» What to do
Search the listing for "Read" and copy every line where it appears.

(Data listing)

|---|

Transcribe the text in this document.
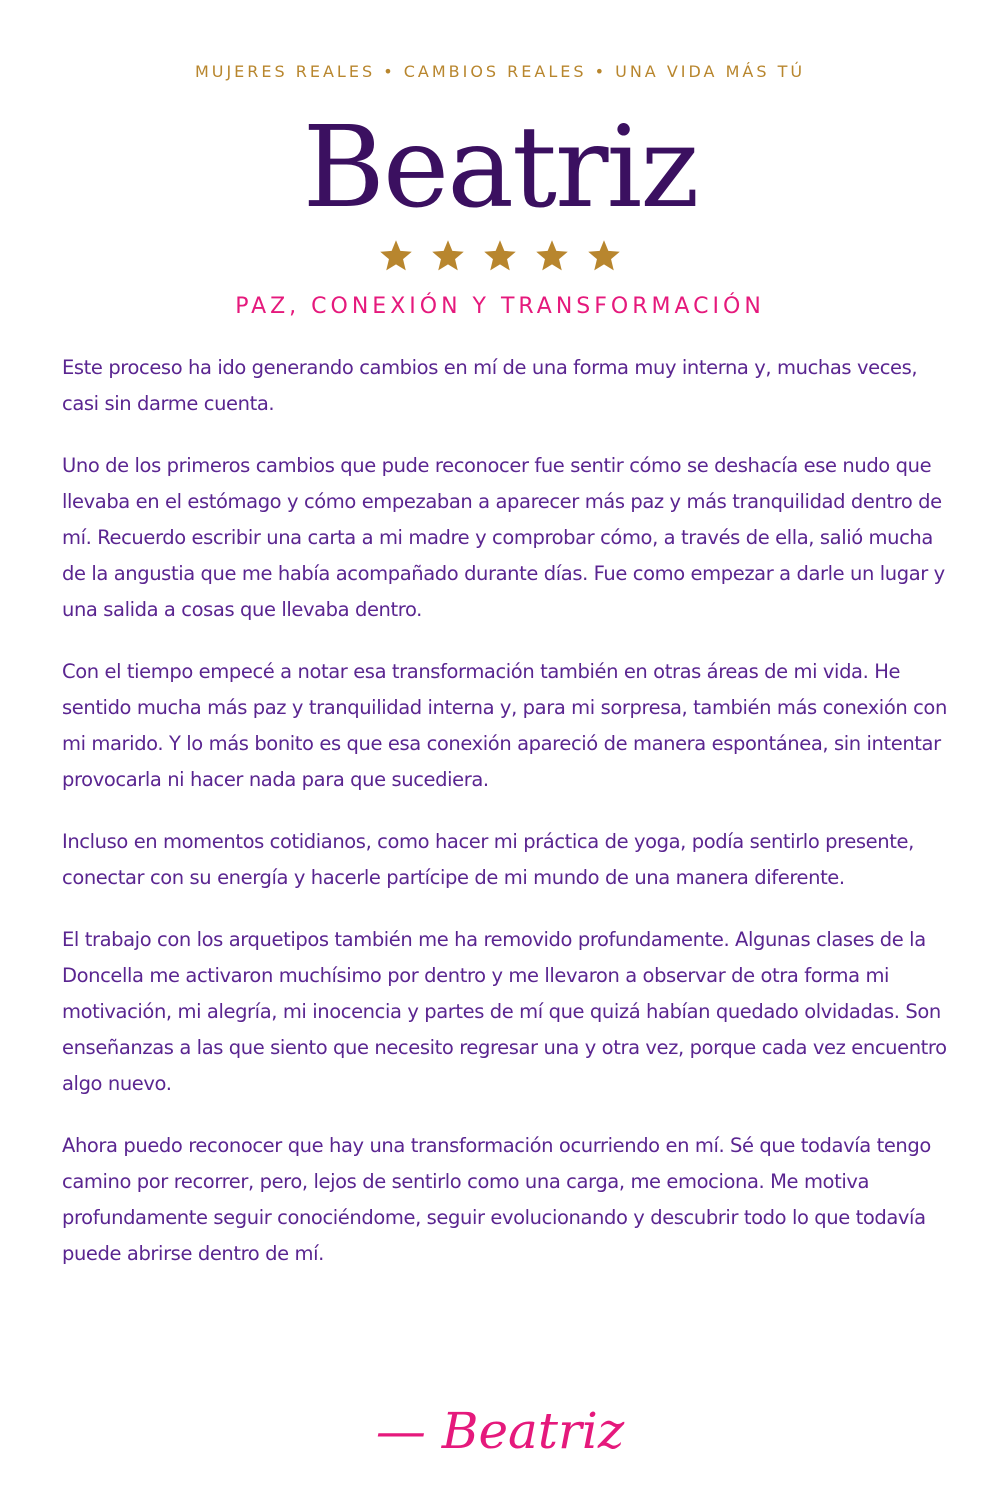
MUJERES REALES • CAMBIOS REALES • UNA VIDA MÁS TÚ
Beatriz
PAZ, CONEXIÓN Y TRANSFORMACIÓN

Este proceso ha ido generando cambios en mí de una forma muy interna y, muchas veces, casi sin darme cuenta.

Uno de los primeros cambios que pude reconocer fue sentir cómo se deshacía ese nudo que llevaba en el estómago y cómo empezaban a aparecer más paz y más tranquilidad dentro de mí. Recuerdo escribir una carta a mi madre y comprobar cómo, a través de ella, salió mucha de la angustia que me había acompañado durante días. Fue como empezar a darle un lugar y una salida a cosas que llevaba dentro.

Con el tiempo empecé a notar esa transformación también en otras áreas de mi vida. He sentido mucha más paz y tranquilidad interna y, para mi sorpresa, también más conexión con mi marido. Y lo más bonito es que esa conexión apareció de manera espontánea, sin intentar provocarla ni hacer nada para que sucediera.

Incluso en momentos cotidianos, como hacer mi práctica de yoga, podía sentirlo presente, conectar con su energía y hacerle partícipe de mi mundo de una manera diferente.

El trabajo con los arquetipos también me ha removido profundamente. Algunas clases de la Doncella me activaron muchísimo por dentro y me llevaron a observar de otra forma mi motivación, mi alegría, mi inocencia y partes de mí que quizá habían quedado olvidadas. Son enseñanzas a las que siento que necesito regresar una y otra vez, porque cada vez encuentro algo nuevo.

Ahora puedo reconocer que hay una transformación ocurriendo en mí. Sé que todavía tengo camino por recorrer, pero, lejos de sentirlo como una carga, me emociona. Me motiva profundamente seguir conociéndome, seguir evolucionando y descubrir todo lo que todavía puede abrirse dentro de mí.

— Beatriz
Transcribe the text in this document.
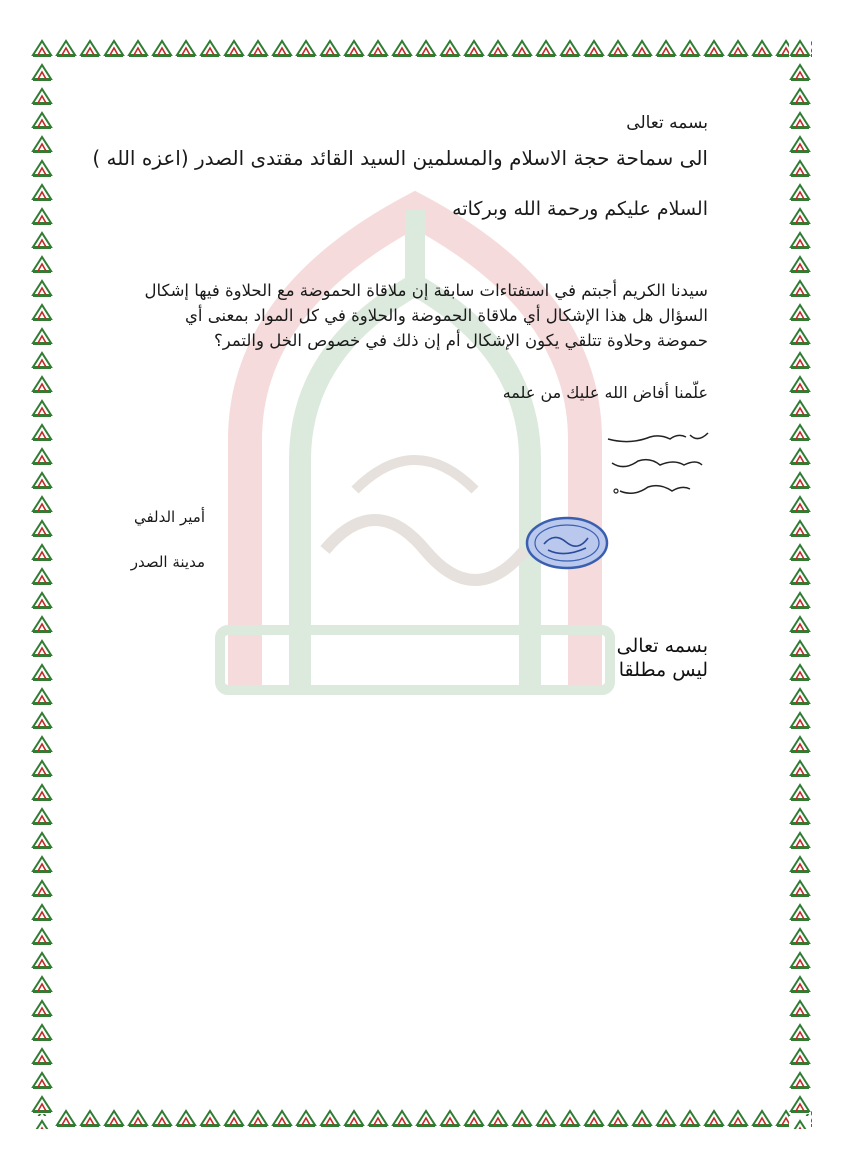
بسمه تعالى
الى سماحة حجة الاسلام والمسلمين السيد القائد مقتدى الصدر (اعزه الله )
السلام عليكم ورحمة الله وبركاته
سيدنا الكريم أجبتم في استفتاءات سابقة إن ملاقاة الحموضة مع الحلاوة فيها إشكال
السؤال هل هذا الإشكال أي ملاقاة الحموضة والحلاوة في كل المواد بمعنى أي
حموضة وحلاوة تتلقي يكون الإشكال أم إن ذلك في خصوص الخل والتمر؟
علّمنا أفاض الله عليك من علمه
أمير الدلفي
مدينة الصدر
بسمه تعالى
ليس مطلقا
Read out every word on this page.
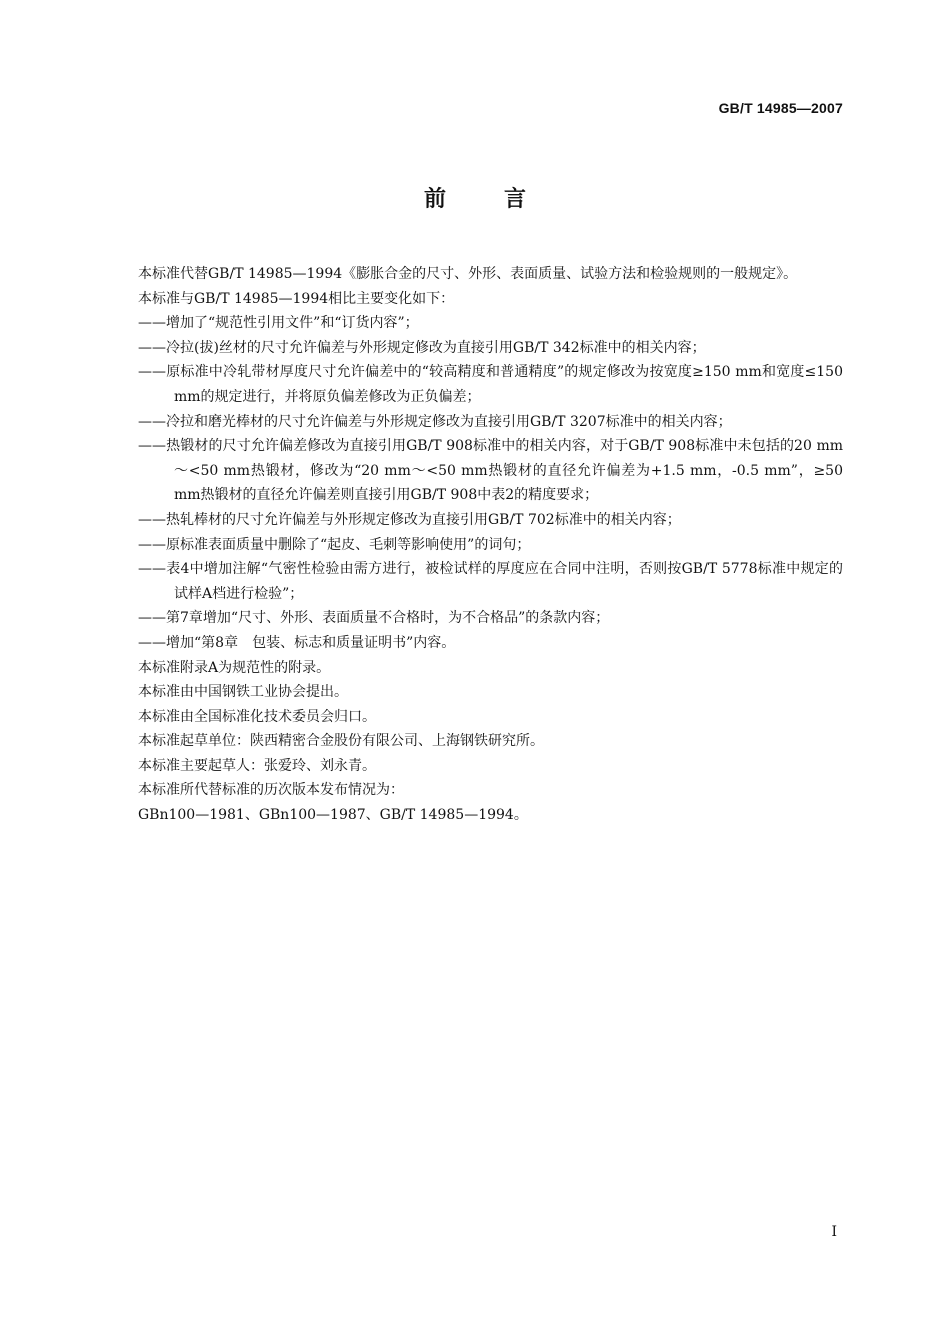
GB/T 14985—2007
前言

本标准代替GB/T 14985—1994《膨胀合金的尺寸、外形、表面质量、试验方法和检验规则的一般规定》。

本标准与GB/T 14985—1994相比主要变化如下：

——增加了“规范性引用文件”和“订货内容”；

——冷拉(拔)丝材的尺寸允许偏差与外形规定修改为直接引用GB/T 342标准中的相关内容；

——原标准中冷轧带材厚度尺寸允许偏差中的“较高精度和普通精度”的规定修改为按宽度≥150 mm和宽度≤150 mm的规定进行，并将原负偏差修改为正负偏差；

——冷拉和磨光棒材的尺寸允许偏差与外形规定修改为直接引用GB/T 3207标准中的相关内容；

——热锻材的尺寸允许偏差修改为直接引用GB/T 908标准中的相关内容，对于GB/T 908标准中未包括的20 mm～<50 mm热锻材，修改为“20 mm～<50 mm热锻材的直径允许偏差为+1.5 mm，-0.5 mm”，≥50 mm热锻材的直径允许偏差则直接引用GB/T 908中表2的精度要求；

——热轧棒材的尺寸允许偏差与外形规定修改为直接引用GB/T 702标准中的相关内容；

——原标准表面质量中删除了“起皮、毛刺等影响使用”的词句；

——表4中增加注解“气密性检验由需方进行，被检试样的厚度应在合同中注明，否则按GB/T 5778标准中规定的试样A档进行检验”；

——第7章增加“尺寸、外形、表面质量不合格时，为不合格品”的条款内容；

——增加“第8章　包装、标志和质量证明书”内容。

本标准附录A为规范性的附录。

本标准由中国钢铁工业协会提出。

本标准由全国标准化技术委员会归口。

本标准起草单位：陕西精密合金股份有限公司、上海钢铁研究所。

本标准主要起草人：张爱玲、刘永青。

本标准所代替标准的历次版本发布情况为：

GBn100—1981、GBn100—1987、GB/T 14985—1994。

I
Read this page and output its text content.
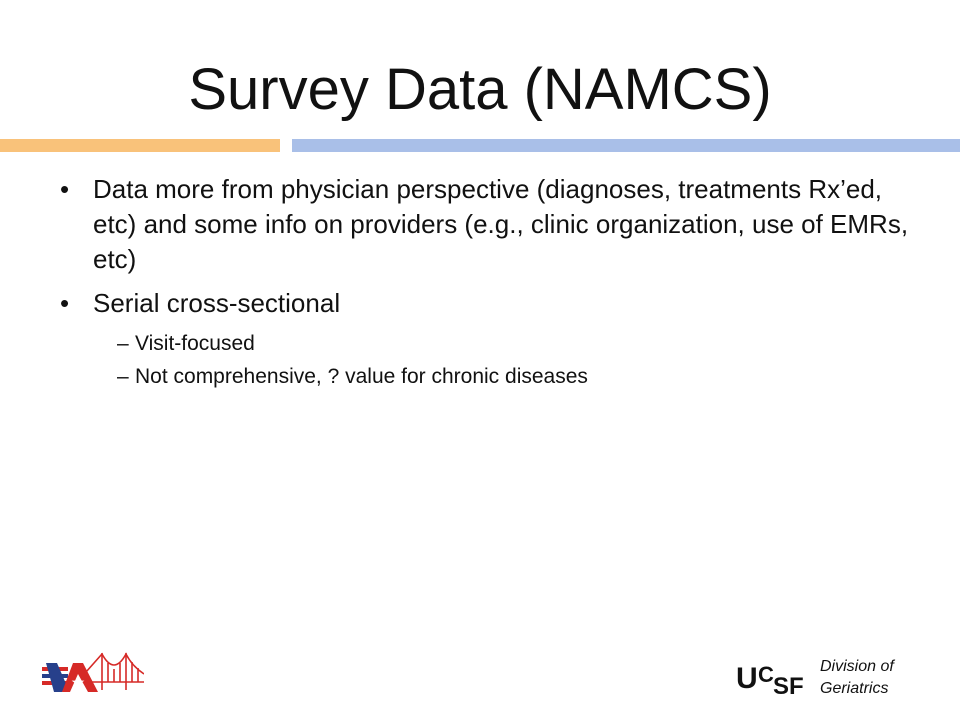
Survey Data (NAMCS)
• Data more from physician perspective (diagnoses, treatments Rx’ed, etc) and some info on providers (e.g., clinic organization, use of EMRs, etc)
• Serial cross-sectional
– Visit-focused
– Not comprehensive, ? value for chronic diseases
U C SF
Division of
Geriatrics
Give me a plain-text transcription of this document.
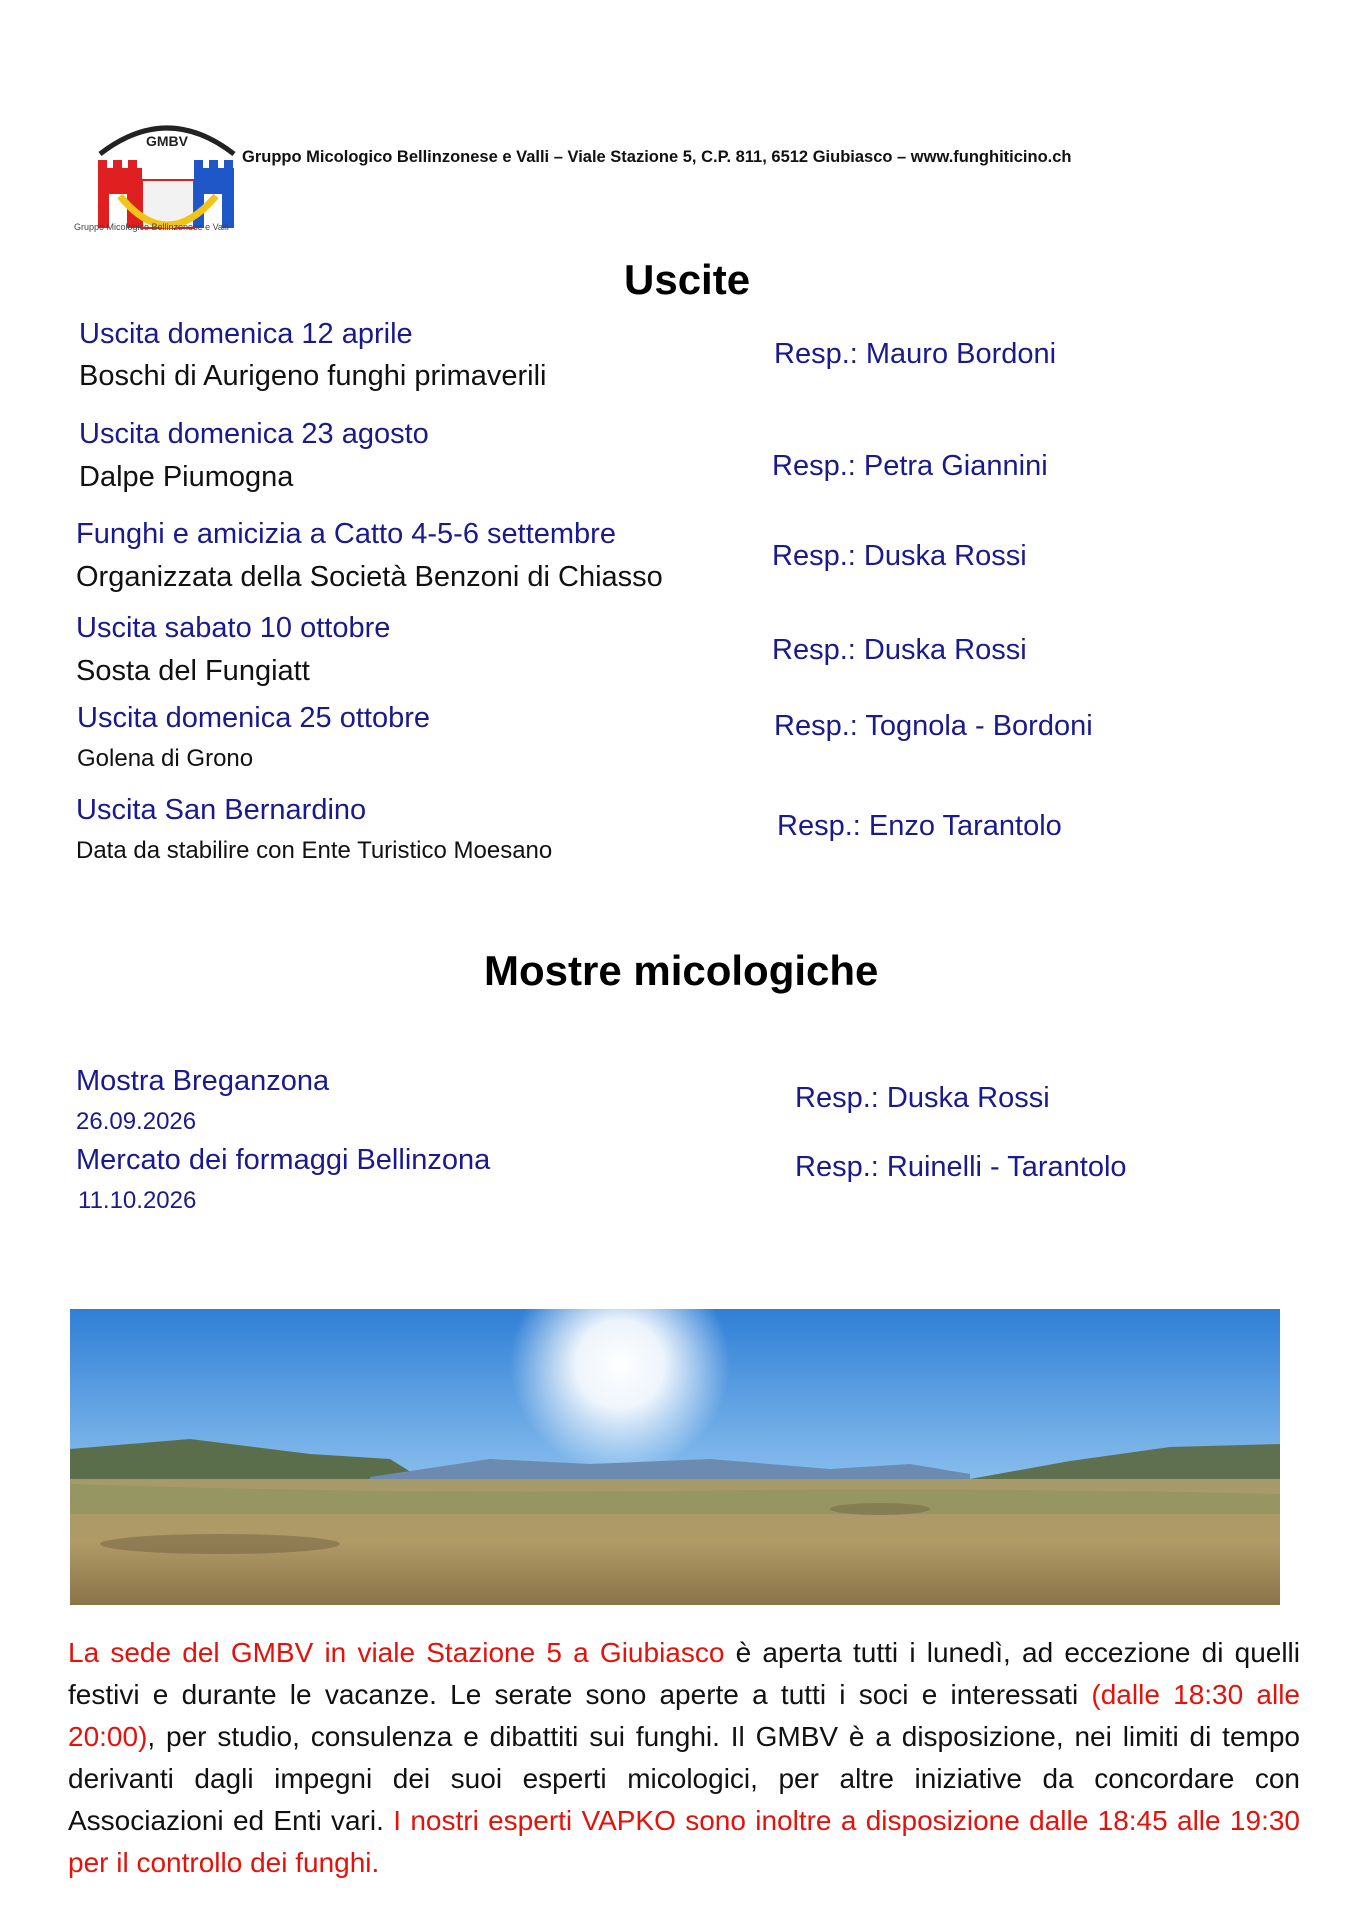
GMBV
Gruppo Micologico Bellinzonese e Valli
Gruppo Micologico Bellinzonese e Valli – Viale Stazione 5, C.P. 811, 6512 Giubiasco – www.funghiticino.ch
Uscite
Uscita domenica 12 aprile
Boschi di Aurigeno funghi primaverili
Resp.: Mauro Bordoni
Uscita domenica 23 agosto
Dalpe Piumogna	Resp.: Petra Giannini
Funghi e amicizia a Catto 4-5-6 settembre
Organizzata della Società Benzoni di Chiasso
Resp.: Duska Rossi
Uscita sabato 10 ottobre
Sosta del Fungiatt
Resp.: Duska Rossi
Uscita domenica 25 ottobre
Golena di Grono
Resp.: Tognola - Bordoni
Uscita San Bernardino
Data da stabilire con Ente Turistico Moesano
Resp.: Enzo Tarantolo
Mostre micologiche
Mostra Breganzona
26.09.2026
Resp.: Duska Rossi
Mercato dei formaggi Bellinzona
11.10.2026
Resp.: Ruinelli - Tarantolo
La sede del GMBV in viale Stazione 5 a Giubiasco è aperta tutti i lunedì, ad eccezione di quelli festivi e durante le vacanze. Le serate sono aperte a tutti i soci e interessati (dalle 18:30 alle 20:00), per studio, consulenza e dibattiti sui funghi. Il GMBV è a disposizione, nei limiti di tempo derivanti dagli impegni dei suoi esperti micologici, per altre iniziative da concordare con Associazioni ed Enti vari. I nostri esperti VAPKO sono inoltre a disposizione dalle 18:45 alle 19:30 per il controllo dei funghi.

|---|

» The output
Read out every word on this page.
Read this page and output its text content.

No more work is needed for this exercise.